Lines that contain the string "Variance" are to be copied; leave out all others.
··· Excerpted data ···
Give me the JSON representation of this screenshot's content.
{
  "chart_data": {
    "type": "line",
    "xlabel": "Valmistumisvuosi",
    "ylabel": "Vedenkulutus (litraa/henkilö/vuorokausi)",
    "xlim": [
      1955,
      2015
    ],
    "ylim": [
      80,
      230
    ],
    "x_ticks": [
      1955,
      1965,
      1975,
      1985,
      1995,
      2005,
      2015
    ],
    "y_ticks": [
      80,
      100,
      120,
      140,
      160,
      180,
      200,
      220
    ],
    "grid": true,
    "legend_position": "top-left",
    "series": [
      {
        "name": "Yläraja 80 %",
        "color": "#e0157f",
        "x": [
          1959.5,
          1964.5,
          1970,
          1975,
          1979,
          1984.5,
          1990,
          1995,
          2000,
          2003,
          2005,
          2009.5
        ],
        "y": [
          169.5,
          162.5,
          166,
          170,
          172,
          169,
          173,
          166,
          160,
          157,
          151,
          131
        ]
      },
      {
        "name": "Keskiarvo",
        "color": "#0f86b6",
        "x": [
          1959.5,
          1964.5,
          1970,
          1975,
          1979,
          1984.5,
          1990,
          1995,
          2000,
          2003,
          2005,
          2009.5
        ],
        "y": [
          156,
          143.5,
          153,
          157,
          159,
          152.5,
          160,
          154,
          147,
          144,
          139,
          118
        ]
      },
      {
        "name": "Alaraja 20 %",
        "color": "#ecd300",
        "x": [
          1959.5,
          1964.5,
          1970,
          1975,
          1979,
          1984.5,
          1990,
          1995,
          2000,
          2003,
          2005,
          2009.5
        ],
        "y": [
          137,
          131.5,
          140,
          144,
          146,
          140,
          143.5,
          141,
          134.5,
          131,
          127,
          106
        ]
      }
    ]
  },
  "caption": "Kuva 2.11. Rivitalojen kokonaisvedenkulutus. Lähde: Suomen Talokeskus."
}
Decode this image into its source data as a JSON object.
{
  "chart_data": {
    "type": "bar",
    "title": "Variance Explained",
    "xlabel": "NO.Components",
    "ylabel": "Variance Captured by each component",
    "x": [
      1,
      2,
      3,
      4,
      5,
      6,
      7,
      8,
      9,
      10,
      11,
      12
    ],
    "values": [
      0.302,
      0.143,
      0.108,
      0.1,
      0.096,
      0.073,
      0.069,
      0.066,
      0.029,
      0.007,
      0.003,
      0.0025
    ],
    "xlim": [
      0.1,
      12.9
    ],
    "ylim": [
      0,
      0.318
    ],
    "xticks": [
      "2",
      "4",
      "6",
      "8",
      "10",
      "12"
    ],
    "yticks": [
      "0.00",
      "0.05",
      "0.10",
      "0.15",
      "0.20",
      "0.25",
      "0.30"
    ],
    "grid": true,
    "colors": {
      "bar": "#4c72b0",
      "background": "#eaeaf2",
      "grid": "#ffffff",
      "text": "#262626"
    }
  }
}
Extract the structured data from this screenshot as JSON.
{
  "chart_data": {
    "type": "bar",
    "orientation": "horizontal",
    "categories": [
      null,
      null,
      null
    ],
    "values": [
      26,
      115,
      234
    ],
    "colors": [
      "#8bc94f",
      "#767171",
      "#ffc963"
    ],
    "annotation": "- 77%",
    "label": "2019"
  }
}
···
Solution to this task ::
    "title": "Variance Explained",
    "ylabel": "Variance Captured by each component",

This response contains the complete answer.